Locate the string "ylabel" in the listing below. Copy every line where it is found.

>> Start PROVIDED DATA

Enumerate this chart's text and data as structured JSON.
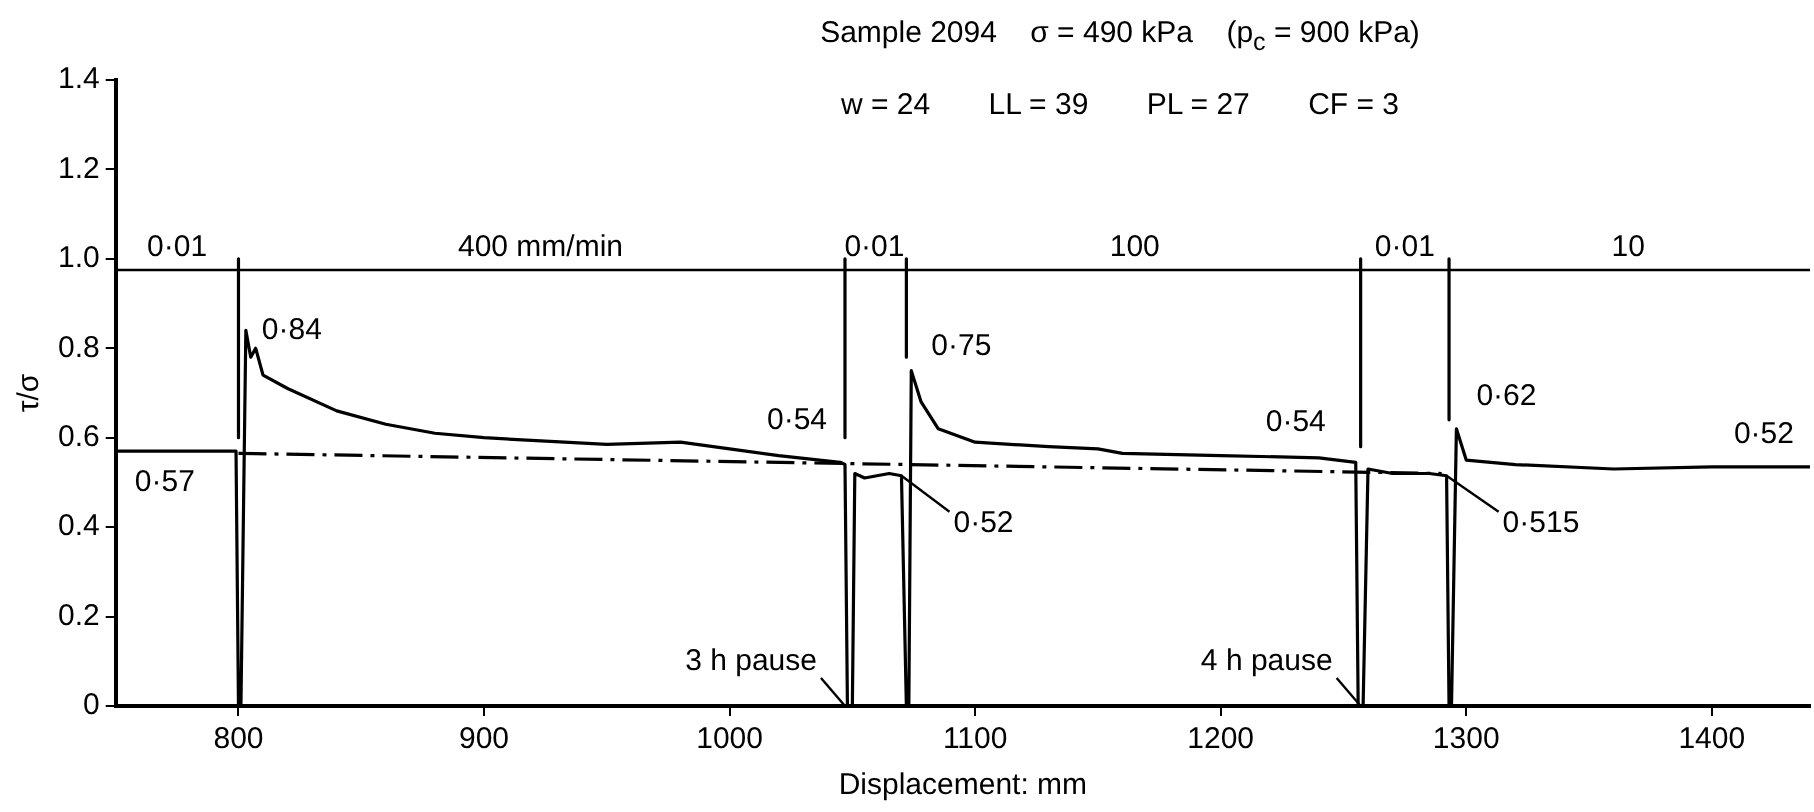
{
  "chart_data": {
    "type": "line",
    "title": "Sample 2094    σ = 490 kPa    (p$_{c}$ = 900 kPa)",
    "subtitle": "w = 24       LL = 39       PL = 27       CF = 3",
    "xlabel": "Displacement: mm",
    "ylabel": "τ/σ",
    "xlim": [
      750,
      1440
    ],
    "xticks": [
      800,
      900,
      1000,
      1100,
      1200,
      1300,
      1400
    ],
    "ylim": [
      0,
      1.4
    ],
    "yticks": [
      0,
      0.2,
      0.4,
      0.6,
      0.8,
      {
        "value": 1.0,
        "label": "1.0"
      },
      1.2,
      1.4
    ],
    "grid": false,
    "legend": false,
    "marker": "none",
    "series": [
      {
        "color": "#000000",
        "line_style": "solid",
        "x": [
          750,
          799,
          800,
          801,
          803,
          805,
          807,
          810,
          820,
          840,
          860,
          880,
          900,
          950,
          980,
          1000,
          1020,
          1045,
          1047,
          1048,
          1050,
          1051,
          1055,
          1065,
          1070,
          1072,
          1073,
          1074,
          1078,
          1085,
          1100,
          1130,
          1150,
          1160,
          1200,
          1240,
          1255,
          1256,
          1258,
          1260,
          1270,
          1285,
          1292,
          1293,
          1294,
          1296,
          1300,
          1320,
          1360,
          1400,
          1440
        ],
        "values": [
          0.57,
          0.57,
          0,
          0,
          0.84,
          0.78,
          0.8,
          0.74,
          0.71,
          0.66,
          0.63,
          0.61,
          0.6,
          0.585,
          0.59,
          0.575,
          0.56,
          0.545,
          0.54,
          0,
          0,
          0.52,
          0.51,
          0.52,
          0.515,
          0,
          0,
          0.75,
          0.68,
          0.62,
          0.59,
          0.58,
          0.575,
          0.565,
          0.56,
          0.555,
          0.545,
          0,
          0,
          0.53,
          0.52,
          0.52,
          0.515,
          0,
          0,
          0.62,
          0.55,
          0.54,
          0.53,
          0.535,
          0.535
        ]
      },
      {
        "color": "#000000",
        "line_style": "dashed",
        "x": [
          800,
          1290
        ],
        "values": [
          0.565,
          0.52
        ]
      },
      {
        "color": "#000000",
        "line_style": "solid",
        "x": [
          800,
          800,
          null,
          1047,
          1047,
          null,
          1072,
          1072,
          null,
          1257,
          1257,
          null,
          1293,
          1293
        ],
        "values": [
          1.0,
          0.6,
          null,
          1.0,
          0.6,
          null,
          1.0,
          0.78,
          null,
          1.0,
          0.58,
          null,
          1.0,
          0.64
        ]
      }
    ],
    "ref_lines": [
      {
        "axis": "y",
        "value": 0.975
      }
    ],
    "annotations": [
      {
        "text": "0·84",
        "x": 803,
        "y": 0.84
      },
      {
        "text": "0·57",
        "x": 770,
        "y": 0.57
      },
      {
        "text": "0·54",
        "x": 1047,
        "y": 0.54
      },
      {
        "text": "0·52",
        "x": 1070,
        "y": 0.515
      },
      {
        "text": "0·75",
        "x": 1074,
        "y": 0.75
      },
      {
        "text": "0·54",
        "x": 1255,
        "y": 0.545
      },
      {
        "text": "0·62",
        "x": 1296,
        "y": 0.62
      },
      {
        "text": "0·515",
        "x": 1292,
        "y": 0.515
      },
      {
        "text": "0·52",
        "x": 1440,
        "y": 0.535
      },
      {
        "text": "3 h pause",
        "x": 1047,
        "y": 0
      },
      {
        "text": "4 h pause",
        "x": 1257,
        "y": 0
      },
      {
        "text": "0·01",
        "x": 775,
        "y": 0.975
      },
      {
        "text": "400 mm/min",
        "x": 923,
        "y": 0.975
      },
      {
        "text": "0·01",
        "x": 1059,
        "y": 0.975
      },
      {
        "text": "100",
        "x": 1165,
        "y": 0.975
      },
      {
        "text": "0·01",
        "x": 1275,
        "y": 0.975
      },
      {
        "text": "10",
        "x": 1366,
        "y": 0.975
      }
    ]
  }
}
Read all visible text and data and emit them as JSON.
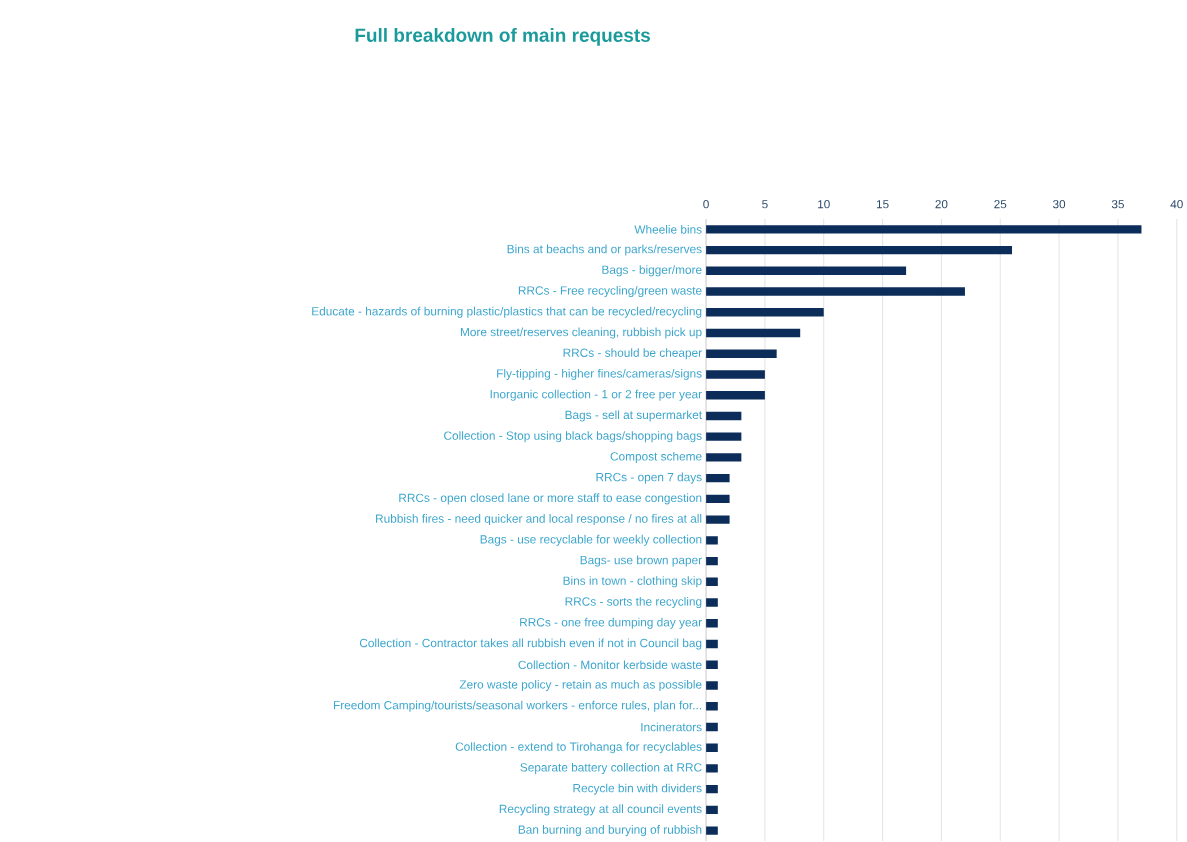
{
  "chart_data": {
    "type": "bar",
    "orientation": "horizontal",
    "title": "Full breakdown of main requests",
    "categories": [
      "Wheelie bins",
      "Bins at beachs and or parks/reserves",
      "Bags - bigger/more",
      "RRCs - Free recycling/green waste",
      "Educate - hazards of burning plastic/plastics that can be recycled/recycling",
      "More street/reserves cleaning, rubbish pick up",
      "RRCs - should be cheaper",
      "Fly-tipping - higher fines/cameras/signs",
      "Inorganic collection - 1 or 2 free per year",
      "Bags - sell at supermarket",
      "Collection - Stop using black bags/shopping bags",
      "Compost scheme",
      "RRCs - open 7 days",
      "RRCs - open closed lane or more staff to ease congestion",
      "Rubbish fires - need quicker and local response / no fires at all",
      "Bags - use recyclable for weekly collection",
      "Bags- use brown paper",
      "Bins in town - clothing skip",
      "RRCs - sorts the recycling",
      "RRCs - one free dumping day year",
      "Collection - Contractor takes all rubbish even if not in Council bag",
      "Collection - Monitor kerbside waste",
      "Zero waste policy - retain as much as possible",
      "Freedom Camping/tourists/seasonal workers - enforce rules, plan for...",
      "Incinerators",
      "Collection - extend to Tirohanga for recyclables",
      "Separate battery collection at RRC",
      "Recycle bin with dividers",
      "Recycling strategy at all council events",
      "Ban burning and burying of rubbish"
    ],
    "values": [
      37,
      26,
      17,
      22,
      10,
      8,
      6,
      5,
      5,
      3,
      3,
      3,
      2,
      2,
      2,
      1,
      1,
      1,
      1,
      1,
      1,
      1,
      1,
      1,
      1,
      1,
      1,
      1,
      1,
      1
    ],
    "color": "#0c2d5a",
    "xlim": [
      0,
      40
    ],
    "xticks": [
      0,
      5,
      10,
      15,
      20,
      25,
      30,
      35,
      40
    ],
    "grid": "x"
  }
}
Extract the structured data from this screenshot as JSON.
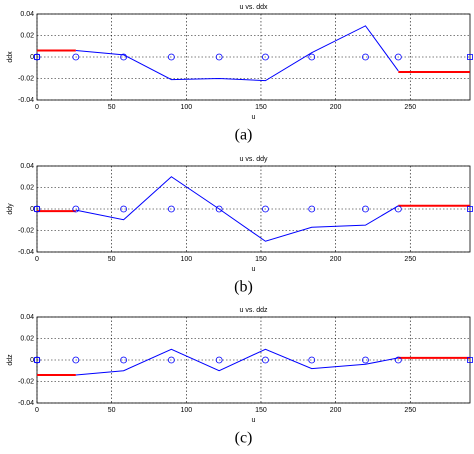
{
  "chart_data": [
    {
      "type": "line",
      "title": "u vs. ddx",
      "xlabel": "u",
      "ylabel": "ddx",
      "caption": "(a)",
      "xlim": [
        0,
        290
      ],
      "xticks": [
        0,
        50,
        100,
        150,
        200,
        250
      ],
      "ylim": [
        -0.04,
        0.04
      ],
      "yticks": [
        -0.04,
        -0.02,
        0,
        0.02,
        0.04
      ],
      "grid": true,
      "series": [
        {
          "color": "#0000ff",
          "x": [
            26,
            58,
            90,
            122,
            153,
            184,
            220,
            242
          ],
          "values": [
            0.006,
            0.002,
            -0.021,
            -0.02,
            -0.022,
            0.004,
            0.029,
            -0.013
          ]
        },
        {
          "color": "#ff0000",
          "x": [
            0,
            26
          ],
          "values": [
            0.006,
            0.006
          ]
        },
        {
          "color": "#ff0000",
          "x": [
            242,
            290
          ],
          "values": [
            -0.014,
            -0.014
          ]
        },
        {
          "color": "#0000ff",
          "marker": "o",
          "x": [
            0,
            26,
            58,
            90,
            122,
            153,
            184,
            220,
            242
          ],
          "values": [
            0,
            0,
            0,
            0,
            0,
            0,
            0,
            0,
            0
          ]
        },
        {
          "color": "#0000ff",
          "marker": "s",
          "x": [
            0,
            290
          ],
          "values": [
            0,
            0
          ]
        }
      ]
    },
    {
      "type": "line",
      "title": "u vs. ddy",
      "xlabel": "u",
      "ylabel": "ddy",
      "caption": "(b)",
      "xlim": [
        0,
        290
      ],
      "xticks": [
        0,
        50,
        100,
        150,
        200,
        250
      ],
      "ylim": [
        -0.04,
        0.04
      ],
      "yticks": [
        -0.04,
        -0.02,
        0,
        0.02,
        0.04
      ],
      "grid": true,
      "series": [
        {
          "color": "#0000ff",
          "x": [
            26,
            58,
            90,
            122,
            153,
            184,
            220,
            242
          ],
          "values": [
            -0.001,
            -0.01,
            0.03,
            0,
            -0.03,
            -0.017,
            -0.015,
            0.003
          ]
        },
        {
          "color": "#ff0000",
          "x": [
            0,
            26
          ],
          "values": [
            -0.002,
            -0.002
          ]
        },
        {
          "color": "#ff0000",
          "x": [
            242,
            290
          ],
          "values": [
            0.003,
            0.003
          ]
        },
        {
          "color": "#0000ff",
          "marker": "o",
          "x": [
            0,
            26,
            58,
            90,
            122,
            153,
            184,
            220,
            242
          ],
          "values": [
            0,
            0,
            0,
            0,
            0,
            0,
            0,
            0,
            0
          ]
        },
        {
          "color": "#0000ff",
          "marker": "s",
          "x": [
            0,
            290
          ],
          "values": [
            0,
            0
          ]
        }
      ]
    },
    {
      "type": "line",
      "title": "u vs. ddz",
      "xlabel": "u",
      "ylabel": "ddz",
      "caption": "(c)",
      "xlim": [
        0,
        290
      ],
      "xticks": [
        0,
        50,
        100,
        150,
        200,
        250
      ],
      "ylim": [
        -0.04,
        0.04
      ],
      "yticks": [
        -0.04,
        -0.02,
        0,
        0.02,
        0.04
      ],
      "grid": true,
      "series": [
        {
          "color": "#0000ff",
          "x": [
            26,
            58,
            90,
            122,
            153,
            184,
            220,
            242
          ],
          "values": [
            -0.014,
            -0.01,
            0.01,
            -0.01,
            0.01,
            -0.008,
            -0.004,
            0.002
          ]
        },
        {
          "color": "#ff0000",
          "x": [
            0,
            26
          ],
          "values": [
            -0.014,
            -0.014
          ]
        },
        {
          "color": "#ff0000",
          "x": [
            242,
            290
          ],
          "values": [
            0.002,
            0.002
          ]
        },
        {
          "color": "#0000ff",
          "marker": "o",
          "x": [
            0,
            26,
            58,
            90,
            122,
            153,
            184,
            220,
            242
          ],
          "values": [
            0,
            0,
            0,
            0,
            0,
            0,
            0,
            0,
            0
          ]
        },
        {
          "color": "#0000ff",
          "marker": "s",
          "x": [
            0,
            290
          ],
          "values": [
            0,
            0
          ]
        }
      ]
    }
  ]
}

>> End PROVIDED DATA

OUTPUT OF THE TASK –
    "ylabel": "τ/σ",
      "ylabel": "ddx",
      "ylabel": "ddy",
      "ylabel": "ddz",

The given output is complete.